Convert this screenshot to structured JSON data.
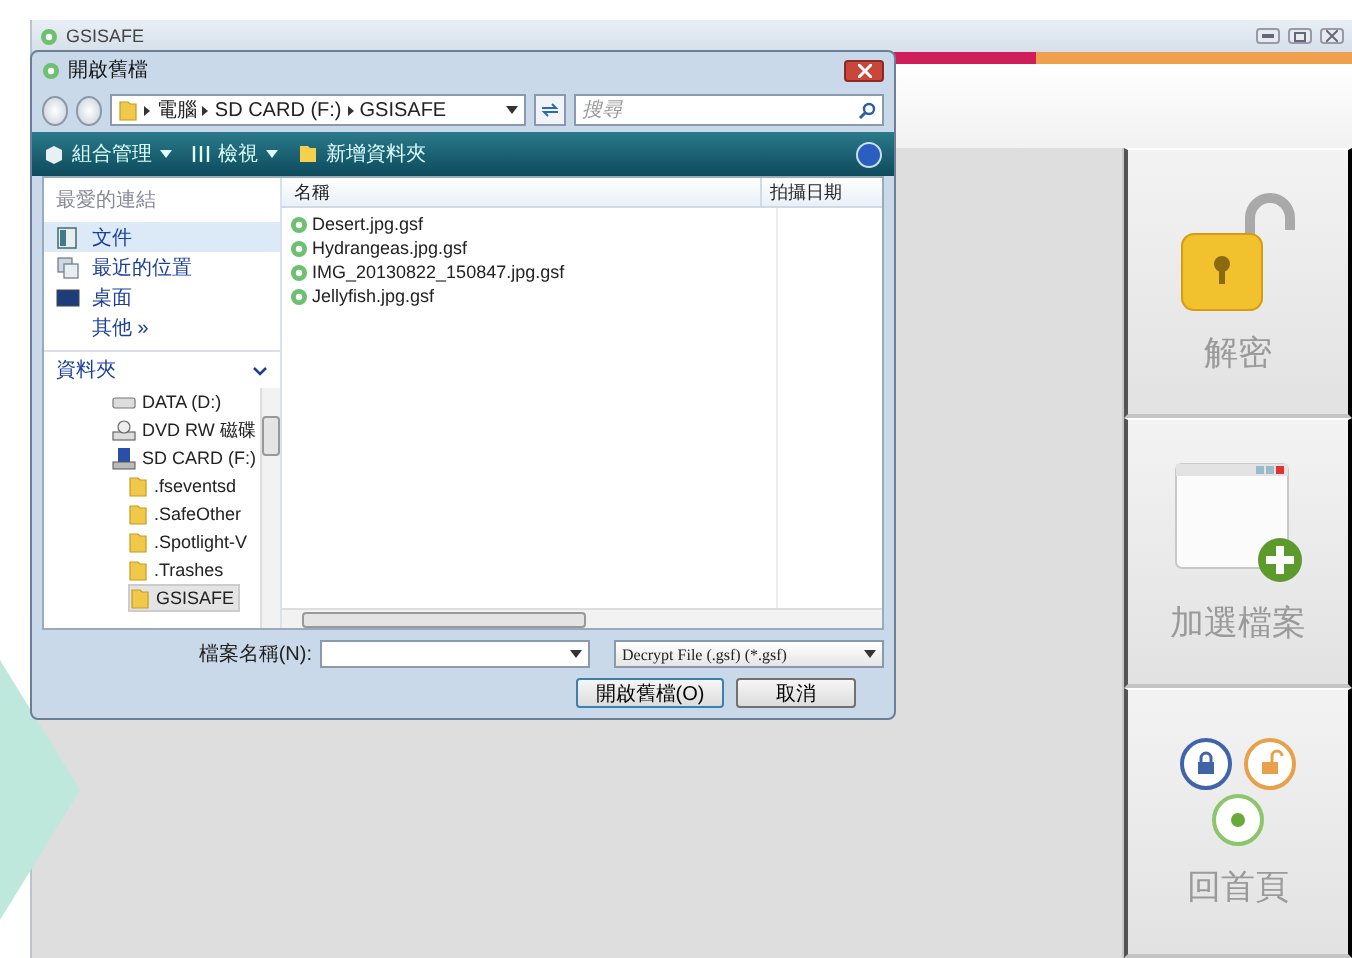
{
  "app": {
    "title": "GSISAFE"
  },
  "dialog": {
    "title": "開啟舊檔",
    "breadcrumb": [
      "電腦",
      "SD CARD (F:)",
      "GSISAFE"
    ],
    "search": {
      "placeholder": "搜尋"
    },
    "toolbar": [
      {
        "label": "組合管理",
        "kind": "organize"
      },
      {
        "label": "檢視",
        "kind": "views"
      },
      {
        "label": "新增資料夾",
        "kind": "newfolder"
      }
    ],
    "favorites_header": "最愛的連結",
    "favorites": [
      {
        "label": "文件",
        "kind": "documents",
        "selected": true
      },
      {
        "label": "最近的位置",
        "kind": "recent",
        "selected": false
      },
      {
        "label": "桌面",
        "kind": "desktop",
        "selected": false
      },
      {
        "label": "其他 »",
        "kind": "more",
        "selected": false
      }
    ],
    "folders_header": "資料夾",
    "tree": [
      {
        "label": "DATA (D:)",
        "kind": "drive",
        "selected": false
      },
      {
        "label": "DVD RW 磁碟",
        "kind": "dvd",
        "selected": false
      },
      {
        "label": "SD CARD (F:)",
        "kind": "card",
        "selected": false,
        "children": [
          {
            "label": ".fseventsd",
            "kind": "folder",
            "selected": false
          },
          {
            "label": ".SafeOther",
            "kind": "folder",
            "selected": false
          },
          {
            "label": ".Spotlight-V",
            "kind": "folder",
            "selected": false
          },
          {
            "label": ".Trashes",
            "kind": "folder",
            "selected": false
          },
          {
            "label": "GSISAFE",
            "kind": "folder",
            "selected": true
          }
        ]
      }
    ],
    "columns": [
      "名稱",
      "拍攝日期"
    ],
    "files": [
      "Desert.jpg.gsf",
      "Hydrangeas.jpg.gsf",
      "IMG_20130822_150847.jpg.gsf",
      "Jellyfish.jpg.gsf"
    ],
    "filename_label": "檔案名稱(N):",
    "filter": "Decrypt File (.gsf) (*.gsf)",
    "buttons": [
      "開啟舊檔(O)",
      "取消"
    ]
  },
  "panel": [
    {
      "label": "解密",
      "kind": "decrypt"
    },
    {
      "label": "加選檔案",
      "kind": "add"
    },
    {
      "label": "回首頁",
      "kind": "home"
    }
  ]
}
-- -- --
» DIRECTIONS FOR THIS TASK: Filter the entries down to the lines containing "GSISAFE". Copy each of those lines.

» SOLUTION BELOW:
    "title": "GSISAFE"
      "GSISAFE"
            "label": "GSISAFE",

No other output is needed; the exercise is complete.